== Available data ==

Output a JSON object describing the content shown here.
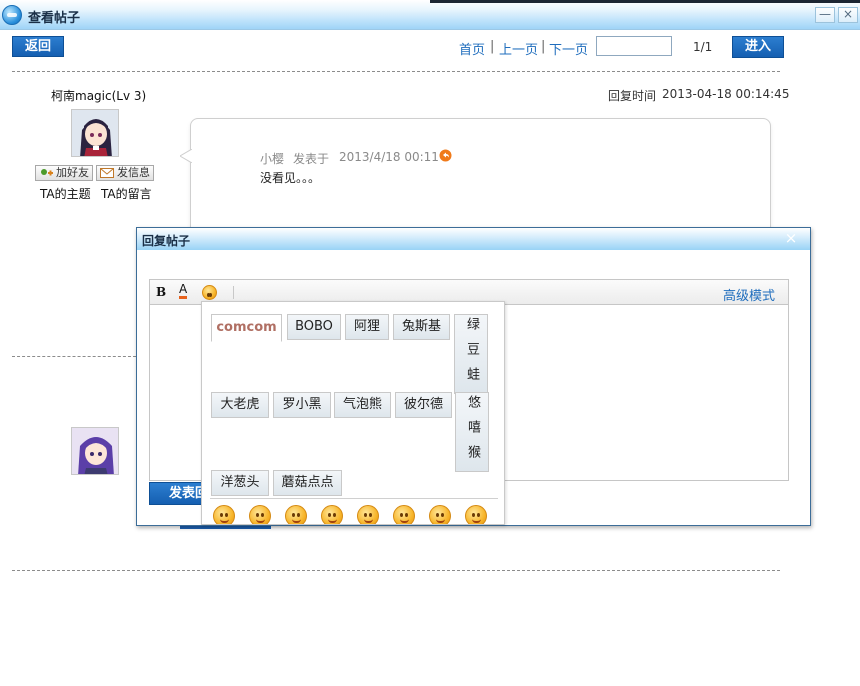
{
  "window": {
    "title": "查看帖子",
    "minimize_label": "—",
    "close_label": "×"
  },
  "toolbar": {
    "back_label": "返回",
    "first_label": "首页",
    "prev_label": "上一页",
    "next_label": "下一页",
    "separator": "|",
    "page_input_value": "",
    "page_counter": "1/1",
    "go_label": "进入"
  },
  "post": {
    "author": "柯南magic(Lv 3)",
    "reply_time_label": "回复时间",
    "reply_time": "2013-04-18 00:14:45",
    "add_friend_label": "加好友",
    "send_message_label": "发信息",
    "topics_link": "TA的主题",
    "messages_link": "TA的留言",
    "quote_author": "小樱",
    "quote_posted_label": "发表于",
    "quote_date": "2013/4/18 00:11",
    "content": "没看见。。。"
  },
  "reply_dialog": {
    "title": "回复帖子",
    "close_label": "×",
    "bold_label": "B",
    "color_label": "A",
    "advanced_mode_label": "高级模式",
    "submit_label": "发表回复"
  },
  "emoticon_panel": {
    "tabs": [
      "comcom",
      "BOBO",
      "阿狸",
      "兔斯基",
      "绿豆蛙",
      "大老虎",
      "罗小黑",
      "气泡熊",
      "彼尔德",
      "悠嘻猴",
      "洋葱头",
      "蘑菇点点"
    ],
    "active_tab": "comcom",
    "faces": [
      "face-1",
      "face-2",
      "face-3",
      "face-4",
      "face-5",
      "face-6",
      "face-7",
      "face-8"
    ]
  },
  "colors": {
    "accent_blue": "#1a66bb",
    "link_blue": "#1f6dbd",
    "active_tab_text": "#b06f63"
  }
}
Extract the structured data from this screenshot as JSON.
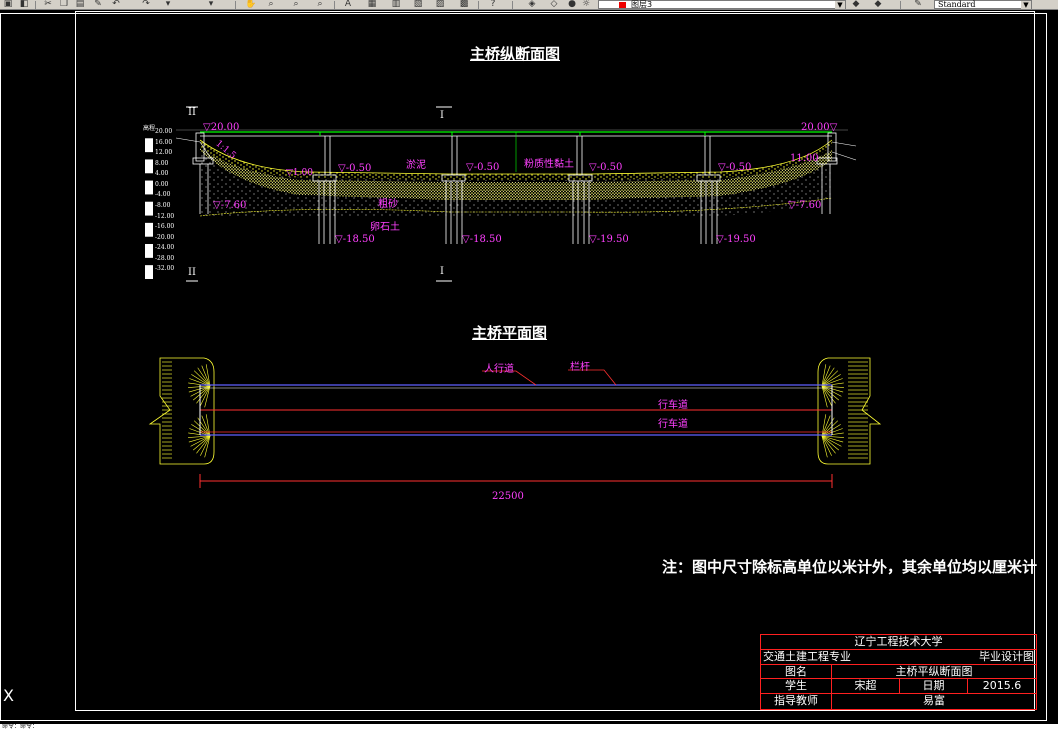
{
  "toolbar": {
    "layer_name": "图层3",
    "style_name": "Standard",
    "icons": [
      "open-icon",
      "save-icon",
      "print-icon",
      "cut-icon",
      "copy-icon",
      "paste-icon",
      "match-icon",
      "undo-icon",
      "redo-icon",
      "pan-icon",
      "zoom-realtime-icon",
      "zoom-window-icon",
      "zoom-previous-icon",
      "properties-icon",
      "design-center-icon",
      "tool-palette-icon",
      "markup-icon",
      "calc-icon",
      "help-icon",
      "layer-manager-icon",
      "layer-state-icon",
      "color-icon",
      "plot-style-icon"
    ]
  },
  "drawing": {
    "longitudinal_title": "主桥纵断面图",
    "plan_title": "主桥平面图",
    "note": "注：图中尺寸除标高单位以米计外，其余单位均以厘米计",
    "section_marks": {
      "left": "II",
      "center": "I"
    },
    "elevation_scale": {
      "header": "高程",
      "ticks": [
        "20.00",
        "16.00",
        "12.00",
        "8.00",
        "4.00",
        "0.00",
        "-4.00",
        "-8.00",
        "-12.00",
        "-16.00",
        "-20.00",
        "-24.00",
        "-28.00",
        "-32.00"
      ]
    },
    "elevations": {
      "deck_left": "20.00",
      "deck_right": "20.00",
      "bank_right": "11.00",
      "slope": "1:1.5",
      "left_bank_water": "1.00",
      "pier1_top": "-0.50",
      "pier2_top": "-0.50",
      "pier3_top": "-0.50",
      "pier4_top": "-0.50",
      "abutment_left_base": "-7.60",
      "abutment_right_base": "-7.60",
      "pile1_tip": "-18.50",
      "pile2_tip": "-18.50",
      "pile3_tip": "-19.50",
      "pile4_tip": "-19.50"
    },
    "soil_labels": {
      "silt": "淤泥",
      "silty_clay": "粉质性黏土",
      "coarse_sand": "粗砂",
      "gravel": "卵石土"
    },
    "plan_labels": {
      "sidewalk": "人行道",
      "railing": "栏杆",
      "lane1": "行车道",
      "lane2": "行车道",
      "span_length": "22500"
    }
  },
  "title_block": {
    "school": "辽宁工程技术大学",
    "major": "交通土建工程专业",
    "doc_type": "毕业设计图",
    "drawing_name_label": "图名",
    "drawing_name": "主桥平纵断面图",
    "student_label": "学生",
    "student_name": "宋超",
    "date_label": "日期",
    "date": "2015.6",
    "advisor_label": "指导教师",
    "advisor_name": "易富"
  },
  "command_line": {
    "text": "命令：命令："
  },
  "colors": {
    "background": "#000000",
    "dimension_text": "#ff40ff",
    "pier_lines": "#ffffff",
    "soil_fill": "#ffff33",
    "deck_green": "#00ff00",
    "road_blue": "#6060ff",
    "road_red": "#ff3030",
    "title_block_red": "#ff2020"
  }
}
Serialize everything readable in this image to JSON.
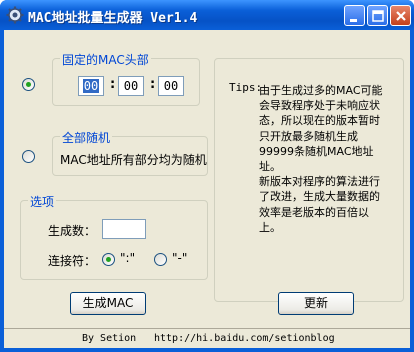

===

Without the pictures, return the entries exactly as they appear.

Output ::
Output a JSON object describing the content shown here.
{
  "window": {
    "title": "查看帖子",
    "minimize_label": "—",
    "close_label": "×"
  },
  "toolbar": {
    "back_label": "返回",
    "first_label": "首页",
    "prev_label": "上一页",
    "next_label": "下一页",
    "separator": "|",
    "page_input_value": "",
    "page_counter": "1/1",
    "go_label": "进入"
  },
  "post": {
    "author": "柯南magic(Lv 3)",
    "reply_time_label": "回复时间",
    "reply_time": "2013-04-18 00:14:45",
    "add_friend_label": "加好友",
    "send_message_label": "发信息",
    "topics_link": "TA的主题",
    "messages_link": "TA的留言",
    "quote_author": "小樱",
    "quote_posted_label": "发表于",
    "quote_date": "2013/4/18 00:11",
    "content": "没看见。。。"
  },
  "reply_dialog": {
    "title": "回复帖子",
    "close_label": "×",
    "bold_label": "B",
    "color_label": "A",
    "advanced_mode_label": "高级模式",
    "submit_label": "发表回复"
  },
  "emoticon_panel": {
    "tabs": [
      "comcom",
      "BOBO",
      "阿狸",
      "兔斯基",
      "绿豆蛙",
      "大老虎",
      "罗小黑",
      "气泡熊",
      "彼尔德",
      "悠嘻猴",
      "洋葱头",
      "蘑菇点点"
    ],
    "active_tab": "comcom",
    "faces": [
      "face-1",
      "face-2",
      "face-3",
      "face-4",
      "face-5",
      "face-6",
      "face-7",
      "face-8"
    ]
  },
  "colors": {
    "accent_blue": "#1a66bb",
    "link_blue": "#1f6dbd",
    "active_tab_text": "#b06f63"
  }
}
Extract the structured data from this screenshot as JSON.
{
  "toolbar": {
    "layer_name": "图层3",
    "style_name": "Standard",
    "icons": [
      "open-icon",
      "save-icon",
      "print-icon",
      "cut-icon",
      "copy-icon",
      "paste-icon",
      "match-icon",
      "undo-icon",
      "redo-icon",
      "pan-icon",
      "zoom-realtime-icon",
      "zoom-window-icon",
      "zoom-previous-icon",
      "properties-icon",
      "design-center-icon",
      "tool-palette-icon",
      "markup-icon",
      "calc-icon",
      "help-icon",
      "layer-manager-icon",
      "layer-state-icon",
      "color-icon",
      "plot-style-icon"
    ]
  },
  "drawing": {
    "longitudinal_title": "主桥纵断面图",
    "plan_title": "主桥平面图",
    "note": "注：图中尺寸除标高单位以米计外，其余单位均以厘米计",
    "section_marks": {
      "left": "II",
      "center": "I"
    },
    "elevation_scale": {
      "header": "高程",
      "ticks": [
        "20.00",
        "16.00",
        "12.00",
        "8.00",
        "4.00",
        "0.00",
        "-4.00",
        "-8.00",
        "-12.00",
        "-16.00",
        "-20.00",
        "-24.00",
        "-28.00",
        "-32.00"
      ]
    },
    "elevations": {
      "deck_left": "20.00",
      "deck_right": "20.00",
      "bank_right": "11.00",
      "slope": "1:1.5",
      "left_bank_water": "1.00",
      "pier1_top": "-0.50",
      "pier2_top": "-0.50",
      "pier3_top": "-0.50",
      "pier4_top": "-0.50",
      "abutment_left_base": "-7.60",
      "abutment_right_base": "-7.60",
      "pile1_tip": "-18.50",
      "pile2_tip": "-18.50",
      "pile3_tip": "-19.50",
      "pile4_tip": "-19.50"
    },
    "soil_labels": {
      "silt": "淤泥",
      "silty_clay": "粉质性黏土",
      "coarse_sand": "粗砂",
      "gravel": "卵石土"
    },
    "plan_labels": {
      "sidewalk": "人行道",
      "railing": "栏杆",
      "lane1": "行车道",
      "lane2": "行车道",
      "span_length": "22500"
    }
  },
  "title_block": {
    "school": "辽宁工程技术大学",
    "major": "交通土建工程专业",
    "doc_type": "毕业设计图",
    "drawing_name_label": "图名",
    "drawing_name": "主桥平纵断面图",
    "student_label": "学生",
    "student_name": "宋超",
    "date_label": "日期",
    "date": "2015.6",
    "advisor_label": "指导教师",
    "advisor_name": "易富"
  },
  "command_line": {
    "text": "命令：命令："
  },
  "colors": {
    "background": "#000000",
    "dimension_text": "#ff40ff",
    "pier_lines": "#ffffff",
    "soil_fill": "#ffff33",
    "deck_green": "#00ff00",
    "road_blue": "#6060ff",
    "road_red": "#ff3030",
    "title_block_red": "#ff2020"
  }
}
Serialize everything readable in this image to JSON.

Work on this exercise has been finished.